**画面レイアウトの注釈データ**
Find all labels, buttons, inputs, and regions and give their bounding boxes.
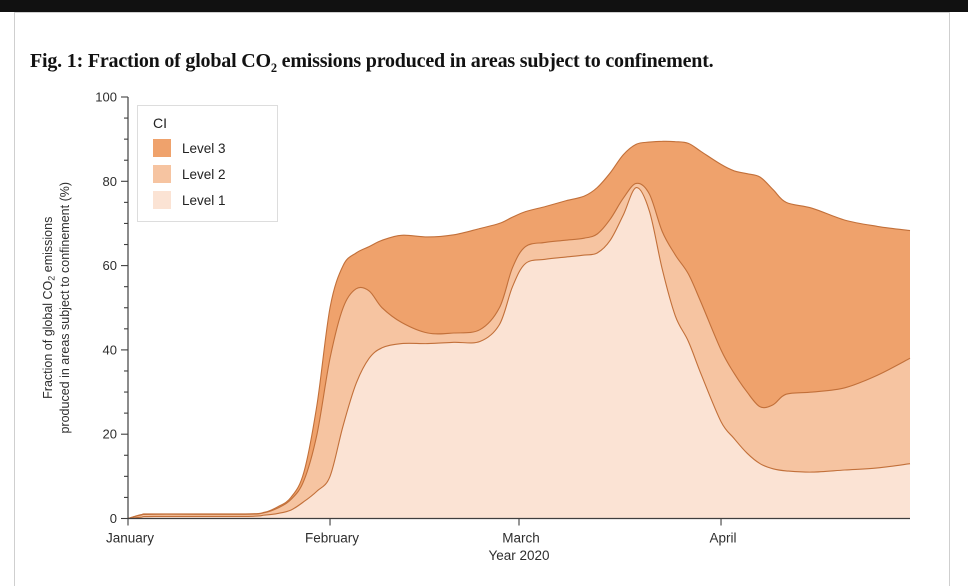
figure-title-subscript: 2 bbox=[270, 61, 277, 75]
legend-label-level-1: Level 1 bbox=[182, 192, 226, 208]
legend-swatch-level-2 bbox=[153, 165, 171, 183]
area-outline-level-1 bbox=[127, 187, 911, 520]
y-axis-title-line-1: Fraction of global CO2 emissions bbox=[41, 217, 57, 399]
y-tick-label-20: 20 bbox=[103, 427, 117, 442]
y-axis-title-line-2: produced in areas subject to confinement… bbox=[58, 182, 72, 434]
legend-label-level-2: Level 2 bbox=[182, 166, 226, 182]
figure-title-text-2: emissions produced in areas subject to c… bbox=[276, 50, 714, 72]
x-tick-label-march: March bbox=[502, 531, 540, 546]
y-tick-label-100: 100 bbox=[95, 90, 117, 105]
legend-swatch-level-1 bbox=[153, 191, 171, 209]
x-tick-label-february: February bbox=[305, 531, 359, 546]
top-black-bar bbox=[0, 0, 968, 12]
legend-item-level-1: Level 1 bbox=[153, 191, 271, 209]
y-tick-label-60: 60 bbox=[103, 258, 117, 273]
x-axis-title: Year 2020 bbox=[488, 548, 549, 563]
legend: CI Level 3 Level 2 Level 1 bbox=[137, 105, 278, 222]
area-outline-level-2 bbox=[127, 182, 911, 520]
legend-item-level-3: Level 3 bbox=[153, 139, 271, 157]
area-level-1 bbox=[128, 187, 910, 519]
y-tick-label-80: 80 bbox=[103, 174, 117, 189]
figure-title: Fig. 1: Fraction of global CO2 emissions… bbox=[30, 50, 930, 76]
x-tick-label-april: April bbox=[710, 531, 737, 546]
legend-title: CI bbox=[153, 115, 167, 131]
x-tick-label-january: January bbox=[106, 531, 154, 546]
y-tick-label-0: 0 bbox=[110, 511, 117, 526]
area-outline-level-3 bbox=[127, 140, 911, 520]
legend-item-level-2: Level 2 bbox=[153, 165, 271, 183]
y-tick-label-40: 40 bbox=[103, 342, 117, 357]
figure-title-text: Fig. 1: Fraction of global CO bbox=[30, 50, 271, 72]
legend-swatch-level-3 bbox=[153, 139, 171, 157]
legend-label-level-3: Level 3 bbox=[182, 140, 226, 156]
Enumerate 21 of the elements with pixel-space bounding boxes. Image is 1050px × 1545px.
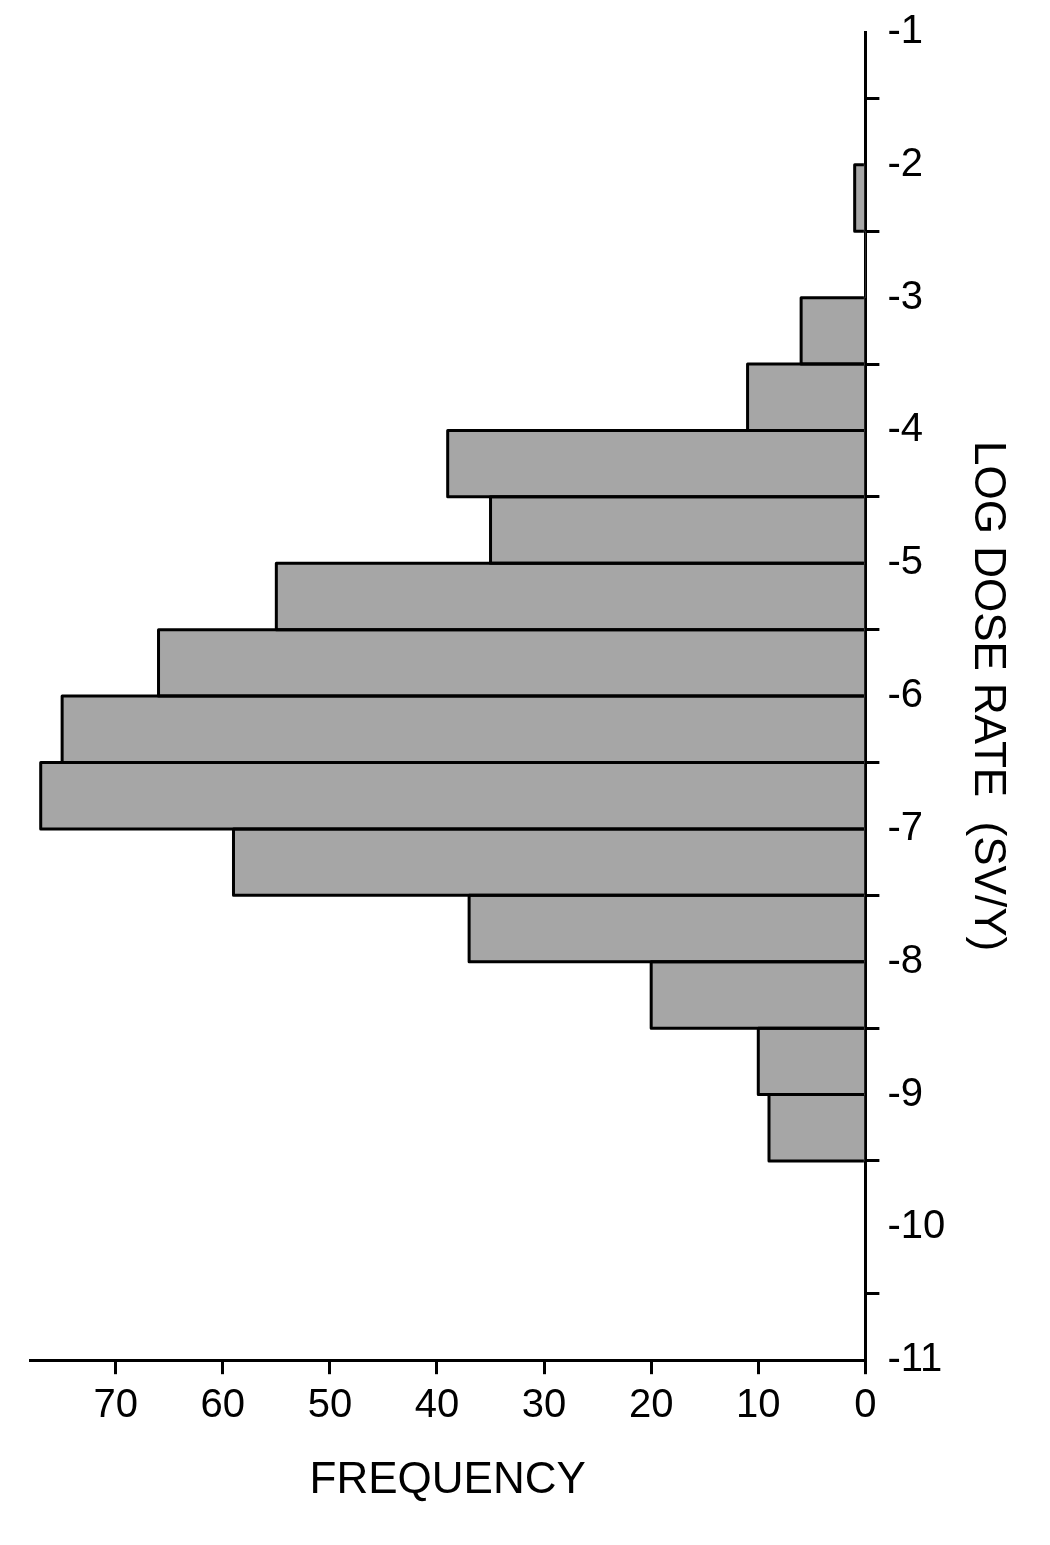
y-tick-label: -11: [887, 1335, 943, 1380]
y-axis-title: LOG DOSE RATE (SV/Y): [966, 441, 1016, 952]
x-tick-label: 60: [200, 1381, 246, 1426]
x-tick-label: 50: [307, 1381, 353, 1426]
y-tick-label: -5: [887, 538, 923, 583]
y-tick-label: -3: [887, 272, 923, 317]
y-tick-label: -8: [887, 936, 923, 981]
y-tick-label: -10: [887, 1202, 946, 1247]
y-tick-label: -4: [887, 405, 923, 450]
x-axis-title: FREQUENCY: [309, 1452, 586, 1502]
y-tick-label: -6: [887, 671, 923, 716]
x-tick-label: 30: [521, 1381, 567, 1426]
x-tick-label: 20: [628, 1381, 674, 1426]
x-tick-label: 70: [93, 1381, 138, 1426]
y-tick-label: -7: [887, 803, 923, 848]
x-tick-label: 0: [854, 1381, 877, 1426]
y-tick-label: -9: [887, 1069, 923, 1114]
x-tick-label: 40: [414, 1381, 460, 1426]
x-tick-label: 10: [736, 1381, 781, 1426]
y-tick-label: -2: [887, 139, 923, 184]
y-tick-label: -1: [887, 7, 923, 52]
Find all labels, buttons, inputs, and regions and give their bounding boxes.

**練習問題**
上の記録の行をすべて、一字も変えずにそのまま返してください。画像は答えに入れないでください。

**解答**
Find all labels, buttons, inputs, and regions and give their bounding boxes.
figure-title-subscript: 2 bbox=[270, 61, 277, 75]
legend-label-level-1: Level 1 bbox=[182, 192, 226, 208]
legend-swatch-level-2 bbox=[153, 165, 171, 183]
area-outline-level-1 bbox=[127, 187, 911, 520]
y-axis-title-line-1: Fraction of global CO2 emissions bbox=[41, 217, 57, 399]
y-tick-label-20: 20 bbox=[103, 427, 117, 442]
y-axis-title-line-2: produced in areas subject to confinement… bbox=[58, 182, 72, 434]
legend-label-level-2: Level 2 bbox=[182, 166, 226, 182]
figure-title-text-2: emissions produced in areas subject to c… bbox=[276, 50, 714, 72]
x-tick-label-march: March bbox=[502, 531, 540, 546]
y-tick-label-100: 100 bbox=[95, 90, 117, 105]
legend-swatch-level-1 bbox=[153, 191, 171, 209]
x-tick-label-february: February bbox=[305, 531, 359, 546]
top-black-bar bbox=[0, 0, 968, 12]
legend-item-level-1: Level 1 bbox=[153, 191, 271, 209]
y-tick-label-60: 60 bbox=[103, 258, 117, 273]
x-axis-title: Year 2020 bbox=[488, 548, 549, 563]
legend: CI Level 3 Level 2 Level 1 bbox=[137, 105, 278, 222]
area-outline-level-2 bbox=[127, 182, 911, 520]
legend-item-level-3: Level 3 bbox=[153, 139, 271, 157]
area-level-1 bbox=[128, 187, 910, 519]
y-tick-label-80: 80 bbox=[103, 174, 117, 189]
figure-title: Fig. 1: Fraction of global CO2 emissions… bbox=[30, 50, 930, 76]
x-tick-label-april: April bbox=[710, 531, 737, 546]
legend-title: CI bbox=[153, 115, 167, 131]
x-tick-label-january: January bbox=[106, 531, 154, 546]
y-tick-label-0: 0 bbox=[110, 511, 117, 526]
area-outline-level-3 bbox=[127, 140, 911, 520]
legend-item-level-2: Level 2 bbox=[153, 165, 271, 183]
y-tick-label-40: 40 bbox=[103, 342, 117, 357]
figure-title-text: Fig. 1: Fraction of global CO bbox=[30, 50, 271, 72]
legend-swatch-level-3 bbox=[153, 139, 171, 157]
legend-label-level-3: Level 3 bbox=[182, 140, 226, 156]
Enumerate 21 of the elements with pixel-space bounding boxes. Image is 1050px × 1545px.
y-tick-label: -11: [887, 1335, 943, 1380]
y-axis-title: LOG DOSE RATE (SV/Y): [966, 441, 1016, 952]
x-tick-label: 60: [200, 1381, 246, 1426]
x-tick-label: 50: [307, 1381, 353, 1426]
y-tick-label: -5: [887, 538, 923, 583]
y-tick-label: -3: [887, 272, 923, 317]
y-tick-label: -8: [887, 936, 923, 981]
y-tick-label: -10: [887, 1202, 946, 1247]
y-tick-label: -4: [887, 405, 923, 450]
x-axis-title: FREQUENCY: [309, 1452, 586, 1502]
y-tick-label: -6: [887, 671, 923, 716]
x-tick-label: 30: [521, 1381, 567, 1426]
x-tick-label: 20: [628, 1381, 674, 1426]
x-tick-label: 70: [93, 1381, 138, 1426]
y-tick-label: -7: [887, 803, 923, 848]
x-tick-label: 0: [854, 1381, 877, 1426]
y-tick-label: -9: [887, 1069, 923, 1114]
x-tick-label: 40: [414, 1381, 460, 1426]
x-tick-label: 10: [736, 1381, 781, 1426]
y-tick-label: -2: [887, 139, 923, 184]
y-tick-label: -1: [887, 7, 923, 52]
Find all labels, buttons, inputs, and regions and give their bounding boxes.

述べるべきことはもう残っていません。